## Request:
Report how many lines in the records hold the string "tiến"; give the number and nothing else.

## Dataset extract:
#####

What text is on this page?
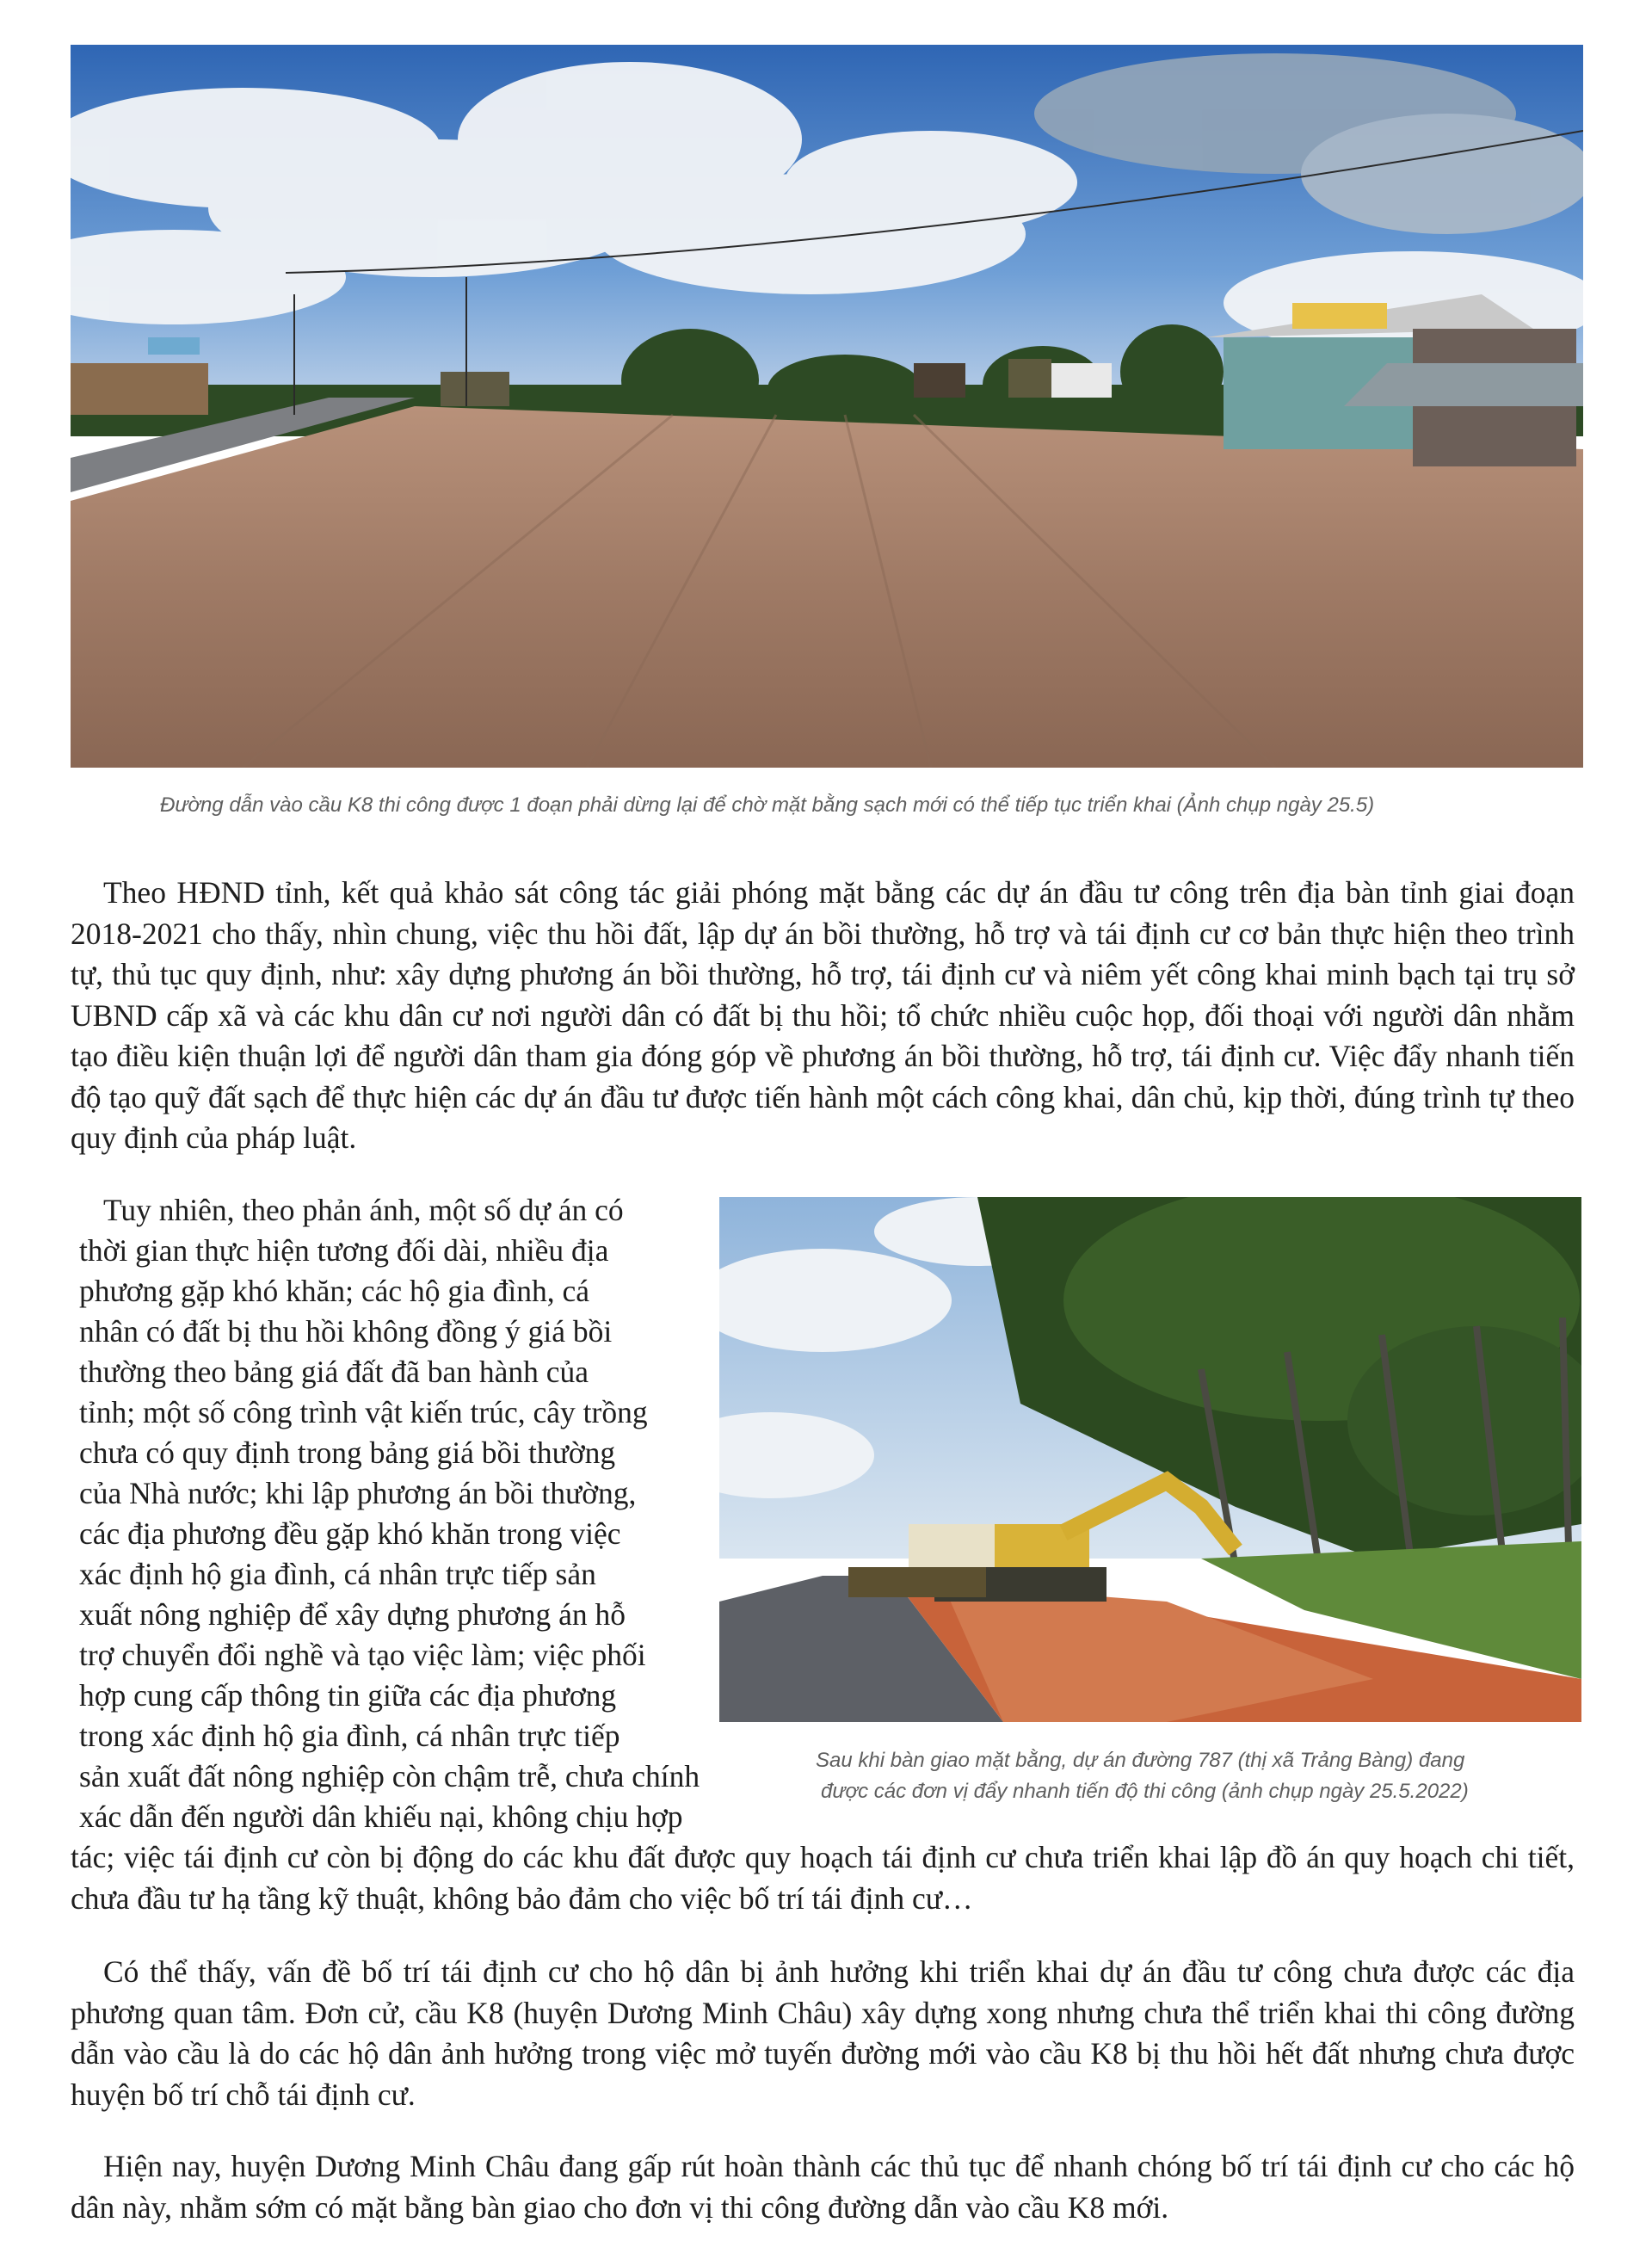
Đường dẫn vào cầu K8 thi công được 1 đoạn phải dừng lại để chờ mặt bằng sạch mới có thể tiếp tục triển khai (Ảnh chụp ngày 25.5)

Theo HĐND tỉnh, kết quả khảo sát công tác giải phóng mặt bằng các dự án đầu tư công trên địa bàn tỉnh giai đoạn 2018-2021 cho thấy, nhìn chung, việc thu hồi đất, lập dự án bồi thường, hỗ trợ và tái định cư cơ bản thực hiện theo trình tự, thủ tục quy định, như: xây dựng phương án bồi thường, hỗ trợ, tái định cư và niêm yết công khai minh bạch tại trụ sở UBND cấp xã và các khu dân cư nơi người dân có đất bị thu hồi; tổ chức nhiều cuộc họp, đối thoại với người dân nhằm tạo điều kiện thuận lợi để người dân tham gia đóng góp về phương án bồi thường, hỗ trợ, tái định cư. Việc đẩy nhanh tiến độ tạo quỹ đất sạch để thực hiện các dự án đầu tư được tiến hành một cách công khai, dân chủ, kịp thời, đúng trình tự theo quy định của pháp luật.

Tuy nhiên, theo phản ánh, một số dự án có

thời gian thực hiện tương đối dài, nhiều địa

phương gặp khó khăn; các hộ gia đình, cá

nhân có đất bị thu hồi không đồng ý giá bồi

thường theo bảng giá đất đã ban hành của

tỉnh; một số công trình vật kiến trúc, cây trồng

chưa có quy định trong bảng giá bồi thường

của Nhà nước; khi lập phương án bồi thường,

các địa phương đều gặp khó khăn trong việc

xác định hộ gia đình, cá nhân trực tiếp sản

xuất nông nghiệp để xây dựng phương án hỗ

trợ chuyển đổi nghề và tạo việc làm; việc phối

hợp cung cấp thông tin giữa các địa phương

trong xác định hộ gia đình, cá nhân trực tiếp

sản xuất đất nông nghiệp còn chậm trễ, chưa chính

xác dẫn đến người dân khiếu nại, không chịu hợp

tác; việc tái định cư còn bị động do các khu đất được quy hoạch tái định cư chưa triển khai lập đồ án quy hoạch chi tiết, chưa đầu tư hạ tầng kỹ thuật, không bảo đảm cho việc bố trí tái định cư…

Sau khi bàn giao mặt bằng, dự án đường 787 (thị xã Trảng Bàng) đang
được các đơn vị đẩy nhanh tiến độ thi công (ảnh chụp ngày 25.5.2022)

Có thể thấy, vấn đề bố trí tái định cư cho hộ dân bị ảnh hưởng khi triển khai dự án đầu tư công chưa được các địa phương quan tâm. Đơn cử, cầu K8 (huyện Dương Minh Châu) xây dựng xong nhưng chưa thể triển khai thi công đường dẫn vào cầu là do các hộ dân ảnh hưởng trong việc mở tuyến đường mới vào cầu K8 bị thu hồi hết đất nhưng chưa được huyện bố trí chỗ tái định cư.

Hiện nay, huyện Dương Minh Châu đang gấp rút hoàn thành các thủ tục để nhanh chóng bố trí tái định cư cho các hộ dân này, nhằm sớm có mặt bằng bàn giao cho đơn vị thi công đường dẫn vào cầu K8 mới.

#####

## Response to the task:
2